Work to do
Write out every line of the material exactly as it appears.

>> BEGIN Record set

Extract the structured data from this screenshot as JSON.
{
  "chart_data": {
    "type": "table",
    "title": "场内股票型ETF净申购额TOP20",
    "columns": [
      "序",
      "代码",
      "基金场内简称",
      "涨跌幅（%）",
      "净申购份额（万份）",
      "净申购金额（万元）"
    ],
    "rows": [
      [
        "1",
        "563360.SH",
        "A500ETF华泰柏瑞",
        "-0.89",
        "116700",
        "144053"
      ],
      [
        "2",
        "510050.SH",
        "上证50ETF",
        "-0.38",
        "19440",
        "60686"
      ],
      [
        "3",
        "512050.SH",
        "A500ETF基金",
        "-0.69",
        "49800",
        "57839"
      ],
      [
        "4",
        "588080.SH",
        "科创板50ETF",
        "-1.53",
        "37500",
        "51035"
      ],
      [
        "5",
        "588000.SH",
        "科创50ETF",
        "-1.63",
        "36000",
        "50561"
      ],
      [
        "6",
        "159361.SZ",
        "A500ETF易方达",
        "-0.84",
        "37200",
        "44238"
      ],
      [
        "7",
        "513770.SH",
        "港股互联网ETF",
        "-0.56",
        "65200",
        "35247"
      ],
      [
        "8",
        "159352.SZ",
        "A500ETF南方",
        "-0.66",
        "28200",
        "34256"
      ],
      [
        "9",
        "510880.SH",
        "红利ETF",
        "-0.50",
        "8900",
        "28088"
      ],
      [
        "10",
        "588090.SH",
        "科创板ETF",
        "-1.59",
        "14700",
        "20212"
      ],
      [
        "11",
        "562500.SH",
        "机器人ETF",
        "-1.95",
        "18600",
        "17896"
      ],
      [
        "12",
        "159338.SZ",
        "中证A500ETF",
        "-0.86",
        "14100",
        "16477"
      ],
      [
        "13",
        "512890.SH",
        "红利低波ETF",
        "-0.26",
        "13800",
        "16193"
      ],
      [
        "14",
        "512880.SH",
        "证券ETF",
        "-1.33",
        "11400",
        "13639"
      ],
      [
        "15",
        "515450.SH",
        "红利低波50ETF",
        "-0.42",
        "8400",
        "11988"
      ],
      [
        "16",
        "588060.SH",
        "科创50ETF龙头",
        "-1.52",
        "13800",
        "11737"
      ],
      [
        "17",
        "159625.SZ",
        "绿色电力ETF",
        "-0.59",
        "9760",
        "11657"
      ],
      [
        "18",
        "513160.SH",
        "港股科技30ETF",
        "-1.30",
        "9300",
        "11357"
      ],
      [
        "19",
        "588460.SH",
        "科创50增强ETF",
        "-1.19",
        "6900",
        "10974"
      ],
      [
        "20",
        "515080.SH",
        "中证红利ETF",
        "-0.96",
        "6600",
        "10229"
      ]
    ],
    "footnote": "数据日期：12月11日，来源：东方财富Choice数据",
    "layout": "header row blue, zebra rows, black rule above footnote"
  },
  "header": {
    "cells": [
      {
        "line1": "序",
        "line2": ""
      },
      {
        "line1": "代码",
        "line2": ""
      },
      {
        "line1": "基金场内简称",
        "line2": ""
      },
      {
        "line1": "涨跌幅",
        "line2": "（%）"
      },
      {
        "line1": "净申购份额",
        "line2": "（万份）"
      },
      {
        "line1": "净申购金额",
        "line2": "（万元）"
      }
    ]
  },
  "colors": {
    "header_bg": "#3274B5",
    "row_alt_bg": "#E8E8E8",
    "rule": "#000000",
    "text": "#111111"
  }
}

>> END Record set

Solved problem
Extract the structured data from this screenshot as JSON.
{
  "chart_data": {
    "type": "table",
    "title": "场内股票型ETF净申购额TOP20",
    "columns": [
      "序",
      "代码",
      "基金场内简称",
      "涨跌幅（%）",
      "净申购份额（万份）",
      "净申购金额（万元）"
    ],
    "rows": [
      [
        "1",
        "563360.SH",
        "A500ETF华泰柏瑞",
        "-0.89",
        "116700",
        "144053"
      ],
      [
        "2",
        "510050.SH",
        "上证50ETF",
        "-0.38",
        "19440",
        "60686"
      ],
      [
        "3",
        "512050.SH",
        "A500ETF基金",
        "-0.69",
        "49800",
        "57839"
      ],
      [
        "4",
        "588080.SH",
        "科创板50ETF",
        "-1.53",
        "37500",
        "51035"
      ],
      [
        "5",
        "588000.SH",
        "科创50ETF",
        "-1.63",
        "36000",
        "50561"
      ],
      [
        "6",
        "159361.SZ",
        "A500ETF易方达",
        "-0.84",
        "37200",
        "44238"
      ],
      [
        "7",
        "513770.SH",
        "港股互联网ETF",
        "-0.56",
        "65200",
        "35247"
      ],
      [
        "8",
        "159352.SZ",
        "A500ETF南方",
        "-0.66",
        "28200",
        "34256"
      ],
      [
        "9",
        "510880.SH",
        "红利ETF",
        "-0.50",
        "8900",
        "28088"
      ],
      [
        "10",
        "588090.SH",
        "科创板ETF",
        "-1.59",
        "14700",
        "20212"
      ],
      [
        "11",
        "562500.SH",
        "机器人ETF",
        "-1.95",
        "18600",
        "17896"
      ],
      [
        "12",
        "159338.SZ",
        "中证A500ETF",
        "-0.86",
        "14100",
        "16477"
      ],
      [
        "13",
        "512890.SH",
        "红利低波ETF",
        "-0.26",
        "13800",
        "16193"
      ],
      [
        "14",
        "512880.SH",
        "证券ETF",
        "-1.33",
        "11400",
        "13639"
      ],
      [
        "15",
        "515450.SH",
        "红利低波50ETF",
        "-0.42",
        "8400",
        "11988"
      ],
      [
        "16",
        "588060.SH",
        "科创50ETF龙头",
        "-1.52",
        "13800",
        "11737"
      ],
      [
        "17",
        "159625.SZ",
        "绿色电力ETF",
        "-0.59",
        "9760",
        "11657"
      ],
      [
        "18",
        "513160.SH",
        "港股科技30ETF",
        "-1.30",
        "9300",
        "11357"
      ],
      [
        "19",
        "588460.SH",
        "科创50增强ETF",
        "-1.19",
        "6900",
        "10974"
      ],
      [
        "20",
        "515080.SH",
        "中证红利ETF",
        "-0.96",
        "6600",
        "10229"
      ]
    ],
    "footnote": "数据日期：12月11日，来源：东方财富Choice数据",
    "layout": "header row blue, zebra rows, black rule above footnote"
  },
  "header": {
    "cells": [
      {
        "line1": "序",
        "line2": ""
      },
      {
        "line1": "代码",
        "line2": ""
      },
      {
        "line1": "基金场内简称",
        "line2": ""
      },
      {
        "line1": "涨跌幅",
        "line2": "（%）"
      },
      {
        "line1": "净申购份额",
        "line2": "（万份）"
      },
      {
        "line1": "净申购金额",
        "line2": "（万元）"
      }
    ]
  },
  "colors": {
    "header_bg": "#3274B5",
    "row_alt_bg": "#E8E8E8",
    "rule": "#000000",
    "text": "#111111"
  }
}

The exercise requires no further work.